--- start DATA SUPPLIED ---

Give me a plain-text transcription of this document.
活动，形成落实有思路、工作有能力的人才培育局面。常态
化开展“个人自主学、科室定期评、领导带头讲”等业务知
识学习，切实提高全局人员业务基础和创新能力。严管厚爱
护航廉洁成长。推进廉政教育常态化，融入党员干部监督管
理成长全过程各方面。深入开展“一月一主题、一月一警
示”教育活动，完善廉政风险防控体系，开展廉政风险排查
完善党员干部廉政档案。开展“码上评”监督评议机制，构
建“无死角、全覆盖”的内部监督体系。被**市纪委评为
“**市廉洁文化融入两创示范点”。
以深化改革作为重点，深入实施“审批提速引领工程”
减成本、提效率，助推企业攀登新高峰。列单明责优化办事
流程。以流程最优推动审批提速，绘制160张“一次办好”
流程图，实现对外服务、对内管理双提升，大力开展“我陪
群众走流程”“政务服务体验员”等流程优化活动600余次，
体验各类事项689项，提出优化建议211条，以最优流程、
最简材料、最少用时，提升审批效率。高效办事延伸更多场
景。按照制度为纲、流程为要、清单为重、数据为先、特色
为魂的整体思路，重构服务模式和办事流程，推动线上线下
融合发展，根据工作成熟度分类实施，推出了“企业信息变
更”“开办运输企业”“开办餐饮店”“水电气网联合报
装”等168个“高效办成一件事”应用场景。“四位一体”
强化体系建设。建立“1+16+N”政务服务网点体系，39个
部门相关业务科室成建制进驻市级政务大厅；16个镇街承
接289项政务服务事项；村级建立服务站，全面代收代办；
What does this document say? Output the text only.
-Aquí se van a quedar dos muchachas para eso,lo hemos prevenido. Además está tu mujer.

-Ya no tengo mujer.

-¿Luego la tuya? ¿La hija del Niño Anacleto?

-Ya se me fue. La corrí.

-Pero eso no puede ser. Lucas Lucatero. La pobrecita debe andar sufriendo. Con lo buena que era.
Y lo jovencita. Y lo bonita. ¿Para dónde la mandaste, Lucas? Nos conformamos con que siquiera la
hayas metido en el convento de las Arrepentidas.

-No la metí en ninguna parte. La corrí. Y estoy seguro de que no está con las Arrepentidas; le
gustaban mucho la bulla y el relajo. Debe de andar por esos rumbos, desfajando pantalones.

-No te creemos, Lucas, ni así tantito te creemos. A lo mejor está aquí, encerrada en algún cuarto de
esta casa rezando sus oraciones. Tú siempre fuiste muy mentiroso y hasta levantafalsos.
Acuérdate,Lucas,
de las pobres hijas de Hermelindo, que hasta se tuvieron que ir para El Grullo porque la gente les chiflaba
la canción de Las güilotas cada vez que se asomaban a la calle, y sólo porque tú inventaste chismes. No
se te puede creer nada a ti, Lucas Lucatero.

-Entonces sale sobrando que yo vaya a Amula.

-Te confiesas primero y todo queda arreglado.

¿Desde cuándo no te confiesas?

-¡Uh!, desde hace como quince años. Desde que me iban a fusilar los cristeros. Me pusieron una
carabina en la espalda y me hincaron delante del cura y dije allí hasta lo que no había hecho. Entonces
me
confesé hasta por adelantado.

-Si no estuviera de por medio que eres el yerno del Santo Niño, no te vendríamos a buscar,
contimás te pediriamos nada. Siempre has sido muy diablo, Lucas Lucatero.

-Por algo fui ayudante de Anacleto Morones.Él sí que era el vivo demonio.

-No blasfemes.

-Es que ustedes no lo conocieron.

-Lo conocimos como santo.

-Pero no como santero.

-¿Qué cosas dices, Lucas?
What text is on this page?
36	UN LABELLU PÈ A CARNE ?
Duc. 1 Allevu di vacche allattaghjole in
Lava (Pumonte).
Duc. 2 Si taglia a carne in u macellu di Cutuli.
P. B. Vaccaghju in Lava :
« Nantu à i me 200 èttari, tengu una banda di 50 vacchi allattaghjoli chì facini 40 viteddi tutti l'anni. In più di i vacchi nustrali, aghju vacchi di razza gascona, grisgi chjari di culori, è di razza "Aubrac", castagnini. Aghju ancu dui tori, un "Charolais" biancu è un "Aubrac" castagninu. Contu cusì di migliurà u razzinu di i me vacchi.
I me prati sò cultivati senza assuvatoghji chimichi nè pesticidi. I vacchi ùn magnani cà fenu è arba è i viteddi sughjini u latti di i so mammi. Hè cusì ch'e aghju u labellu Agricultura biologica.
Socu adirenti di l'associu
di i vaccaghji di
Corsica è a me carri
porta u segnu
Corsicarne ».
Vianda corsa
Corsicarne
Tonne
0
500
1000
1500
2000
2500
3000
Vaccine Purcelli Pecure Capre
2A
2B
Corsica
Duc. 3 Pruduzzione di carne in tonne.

--- end DATA SUPPLIED ---

Print all of the entries again, exactly as written.

■ FINAL RESULT ■
Give me a plain-text transcription of this document.
活动，形成落实有思路、工作有能力的人才培育局面。常态
化开展“个人自主学、科室定期评、领导带头讲”等业务知
识学习，切实提高全局人员业务基础和创新能力。严管厚爱
护航廉洁成长。推进廉政教育常态化，融入党员干部监督管
理成长全过程各方面。深入开展“一月一主题、一月一警
示”教育活动，完善廉政风险防控体系，开展廉政风险排查
完善党员干部廉政档案。开展“码上评”监督评议机制，构
建“无死角、全覆盖”的内部监督体系。被**市纪委评为
“**市廉洁文化融入两创示范点”。
以深化改革作为重点，深入实施“审批提速引领工程”
减成本、提效率，助推企业攀登新高峰。列单明责优化办事
流程。以流程最优推动审批提速，绘制160张“一次办好”
流程图，实现对外服务、对内管理双提升，大力开展“我陪
群众走流程”“政务服务体验员”等流程优化活动600余次，
体验各类事项689项，提出优化建议211条，以最优流程、
最简材料、最少用时，提升审批效率。高效办事延伸更多场
景。按照制度为纲、流程为要、清单为重、数据为先、特色
为魂的整体思路，重构服务模式和办事流程，推动线上线下
融合发展，根据工作成熟度分类实施，推出了“企业信息变
更”“开办运输企业”“开办餐饮店”“水电气网联合报
装”等168个“高效办成一件事”应用场景。“四位一体”
强化体系建设。建立“1+16+N”政务服务网点体系，39个
部门相关业务科室成建制进驻市级政务大厅；16个镇街承
接289项政务服务事项；村级建立服务站，全面代收代办；
What does this document say? Output the text only.
-Aquí se van a quedar dos muchachas para eso,lo hemos prevenido. Además está tu mujer.

-Ya no tengo mujer.

-¿Luego la tuya? ¿La hija del Niño Anacleto?

-Ya se me fue. La corrí.

-Pero eso no puede ser. Lucas Lucatero. La pobrecita debe andar sufriendo. Con lo buena que era.
Y lo jovencita. Y lo bonita. ¿Para dónde la mandaste, Lucas? Nos conformamos con que siquiera la
hayas metido en el convento de las Arrepentidas.

-No la metí en ninguna parte. La corrí. Y estoy seguro de que no está con las Arrepentidas; le
gustaban mucho la bulla y el relajo. Debe de andar por esos rumbos, desfajando pantalones.

-No te creemos, Lucas, ni así tantito te creemos. A lo mejor está aquí, encerrada en algún cuarto de
esta casa rezando sus oraciones. Tú siempre fuiste muy mentiroso y hasta levantafalsos.
Acuérdate,Lucas,
de las pobres hijas de Hermelindo, que hasta se tuvieron que ir para El Grullo porque la gente les chiflaba
la canción de Las güilotas cada vez que se asomaban a la calle, y sólo porque tú inventaste chismes. No
se te puede creer nada a ti, Lucas Lucatero.

-Entonces sale sobrando que yo vaya a Amula.

-Te confiesas primero y todo queda arreglado.

¿Desde cuándo no te confiesas?

-¡Uh!, desde hace como quince años. Desde que me iban a fusilar los cristeros. Me pusieron una
carabina en la espalda y me hincaron delante del cura y dije allí hasta lo que no había hecho. Entonces
me
confesé hasta por adelantado.

-Si no estuviera de por medio que eres el yerno del Santo Niño, no te vendríamos a buscar,
contimás te pediriamos nada. Siempre has sido muy diablo, Lucas Lucatero.

-Por algo fui ayudante de Anacleto Morones.Él sí que era el vivo demonio.

-No blasfemes.

-Es que ustedes no lo conocieron.

-Lo conocimos como santo.

-Pero no como santero.

-¿Qué cosas dices, Lucas?
What text is on this page?
36	UN LABELLU PÈ A CARNE ?
Duc. 1 Allevu di vacche allattaghjole in
Lava (Pumonte).
Duc. 2 Si taglia a carne in u macellu di Cutuli.
P. B. Vaccaghju in Lava :
« Nantu à i me 200 èttari, tengu una banda di 50 vacchi allattaghjoli chì facini 40 viteddi tutti l'anni. In più di i vacchi nustrali, aghju vacchi di razza gascona, grisgi chjari di culori, è di razza "Aubrac", castagnini. Aghju ancu dui tori, un "Charolais" biancu è un "Aubrac" castagninu. Contu cusì di migliurà u razzinu di i me vacchi.
I me prati sò cultivati senza assuvatoghji chimichi nè pesticidi. I vacchi ùn magnani cà fenu è arba è i viteddi sughjini u latti di i so mammi. Hè cusì ch'e aghju u labellu Agricultura biologica.
Socu adirenti di l'associu
di i vaccaghji di
Corsica è a me carri
porta u segnu
Corsicarne ».
Vianda corsa
Corsicarne
Tonne
0
500
1000
1500
2000
2500
3000
Vaccine Purcelli Pecure Capre
2A
2B
Corsica
Duc. 3 Pruduzzione di carne in tonne.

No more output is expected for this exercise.